-- WHAT YOU WILL DO --
Look through the records that follow. Copy every line containing the word "color".

┌────────

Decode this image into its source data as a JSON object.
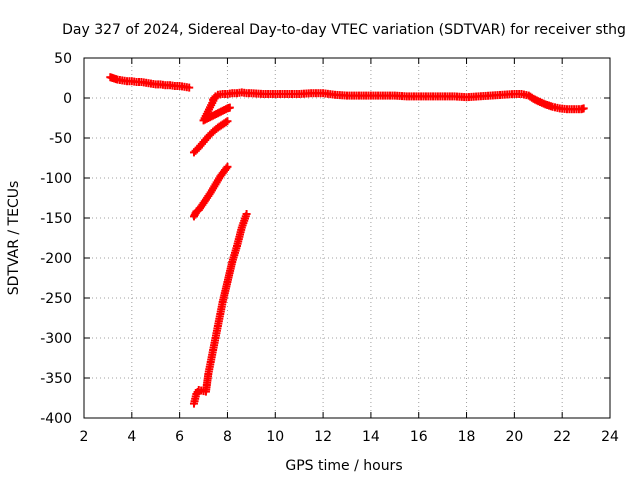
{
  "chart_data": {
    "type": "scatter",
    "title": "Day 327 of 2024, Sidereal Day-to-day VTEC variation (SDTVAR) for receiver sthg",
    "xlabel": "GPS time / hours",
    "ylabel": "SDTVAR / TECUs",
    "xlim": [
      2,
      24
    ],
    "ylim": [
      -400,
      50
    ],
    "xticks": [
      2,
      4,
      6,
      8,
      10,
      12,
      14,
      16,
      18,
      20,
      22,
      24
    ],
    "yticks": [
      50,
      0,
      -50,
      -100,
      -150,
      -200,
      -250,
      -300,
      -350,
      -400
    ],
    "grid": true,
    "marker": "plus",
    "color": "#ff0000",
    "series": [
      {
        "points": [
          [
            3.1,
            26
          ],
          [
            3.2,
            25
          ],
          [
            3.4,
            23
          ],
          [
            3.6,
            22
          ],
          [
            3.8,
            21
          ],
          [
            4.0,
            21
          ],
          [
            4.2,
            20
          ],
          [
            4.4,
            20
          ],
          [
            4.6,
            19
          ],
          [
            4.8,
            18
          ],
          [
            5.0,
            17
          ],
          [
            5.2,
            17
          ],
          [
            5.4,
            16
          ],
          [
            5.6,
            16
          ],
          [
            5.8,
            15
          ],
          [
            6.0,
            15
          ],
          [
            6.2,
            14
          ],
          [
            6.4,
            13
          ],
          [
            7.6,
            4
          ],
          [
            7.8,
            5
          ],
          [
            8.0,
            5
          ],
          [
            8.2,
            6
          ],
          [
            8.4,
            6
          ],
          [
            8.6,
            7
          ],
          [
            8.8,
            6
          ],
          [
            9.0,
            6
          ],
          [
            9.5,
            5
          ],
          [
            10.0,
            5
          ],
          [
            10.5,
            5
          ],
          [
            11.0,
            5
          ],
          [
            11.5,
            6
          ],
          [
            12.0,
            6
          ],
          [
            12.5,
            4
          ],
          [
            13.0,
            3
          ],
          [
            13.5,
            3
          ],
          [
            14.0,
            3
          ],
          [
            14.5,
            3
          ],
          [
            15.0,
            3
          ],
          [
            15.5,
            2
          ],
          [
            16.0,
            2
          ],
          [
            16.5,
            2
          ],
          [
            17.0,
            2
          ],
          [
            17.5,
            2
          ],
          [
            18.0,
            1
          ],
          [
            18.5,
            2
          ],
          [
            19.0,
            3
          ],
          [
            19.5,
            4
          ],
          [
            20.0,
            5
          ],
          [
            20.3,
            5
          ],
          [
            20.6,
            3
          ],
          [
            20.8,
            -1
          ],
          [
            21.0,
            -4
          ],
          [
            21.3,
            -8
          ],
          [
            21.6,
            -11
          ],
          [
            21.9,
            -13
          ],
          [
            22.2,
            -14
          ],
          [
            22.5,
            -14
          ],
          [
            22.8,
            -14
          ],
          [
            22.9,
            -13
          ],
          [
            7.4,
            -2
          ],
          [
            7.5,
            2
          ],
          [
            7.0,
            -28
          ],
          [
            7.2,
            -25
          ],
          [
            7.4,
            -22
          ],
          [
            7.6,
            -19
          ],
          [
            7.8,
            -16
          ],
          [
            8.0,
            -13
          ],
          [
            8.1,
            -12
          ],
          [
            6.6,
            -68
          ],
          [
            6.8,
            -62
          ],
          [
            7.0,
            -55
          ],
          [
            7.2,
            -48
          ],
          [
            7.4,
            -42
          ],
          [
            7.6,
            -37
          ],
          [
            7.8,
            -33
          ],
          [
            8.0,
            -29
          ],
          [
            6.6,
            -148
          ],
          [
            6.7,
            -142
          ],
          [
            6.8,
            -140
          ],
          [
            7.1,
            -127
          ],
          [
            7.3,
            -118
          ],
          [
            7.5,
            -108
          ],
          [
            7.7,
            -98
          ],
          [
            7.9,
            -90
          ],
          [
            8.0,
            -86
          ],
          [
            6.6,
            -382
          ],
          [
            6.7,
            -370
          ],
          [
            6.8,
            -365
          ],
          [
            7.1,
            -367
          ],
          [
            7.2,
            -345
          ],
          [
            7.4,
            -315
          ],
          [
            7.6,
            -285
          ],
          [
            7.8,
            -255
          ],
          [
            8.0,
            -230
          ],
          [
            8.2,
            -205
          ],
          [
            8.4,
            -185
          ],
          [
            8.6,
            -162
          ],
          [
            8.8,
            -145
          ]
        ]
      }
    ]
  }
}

└────────
┌────────

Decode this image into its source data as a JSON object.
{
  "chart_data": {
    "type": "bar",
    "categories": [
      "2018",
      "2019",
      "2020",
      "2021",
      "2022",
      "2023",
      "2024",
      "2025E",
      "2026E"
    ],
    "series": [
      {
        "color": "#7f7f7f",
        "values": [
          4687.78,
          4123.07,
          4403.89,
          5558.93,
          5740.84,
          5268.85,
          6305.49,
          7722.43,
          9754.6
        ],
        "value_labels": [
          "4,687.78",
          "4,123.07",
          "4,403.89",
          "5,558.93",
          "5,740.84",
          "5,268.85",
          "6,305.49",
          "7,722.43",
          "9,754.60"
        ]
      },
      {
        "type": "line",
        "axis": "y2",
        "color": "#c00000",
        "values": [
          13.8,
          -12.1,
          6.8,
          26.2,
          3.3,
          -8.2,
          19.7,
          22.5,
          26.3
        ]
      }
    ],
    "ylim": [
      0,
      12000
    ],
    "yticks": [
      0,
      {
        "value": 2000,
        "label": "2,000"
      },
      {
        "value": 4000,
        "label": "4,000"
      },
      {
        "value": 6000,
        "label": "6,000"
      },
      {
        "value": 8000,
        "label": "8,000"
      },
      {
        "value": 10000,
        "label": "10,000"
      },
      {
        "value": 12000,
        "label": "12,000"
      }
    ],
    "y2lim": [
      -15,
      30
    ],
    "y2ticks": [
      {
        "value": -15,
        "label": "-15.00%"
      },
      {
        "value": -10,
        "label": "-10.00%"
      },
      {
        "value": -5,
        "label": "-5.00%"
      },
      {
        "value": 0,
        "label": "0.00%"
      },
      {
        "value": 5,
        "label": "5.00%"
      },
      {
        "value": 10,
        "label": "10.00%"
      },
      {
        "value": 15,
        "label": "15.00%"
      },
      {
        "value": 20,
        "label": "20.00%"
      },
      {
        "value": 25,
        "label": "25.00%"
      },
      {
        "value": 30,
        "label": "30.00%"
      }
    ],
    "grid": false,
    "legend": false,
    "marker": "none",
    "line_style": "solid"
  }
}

└────────

-- SOLVED PROBLEM --
    "color": "#ff0000",
        "color": "#7f7f7f",
        "color": "#c00000",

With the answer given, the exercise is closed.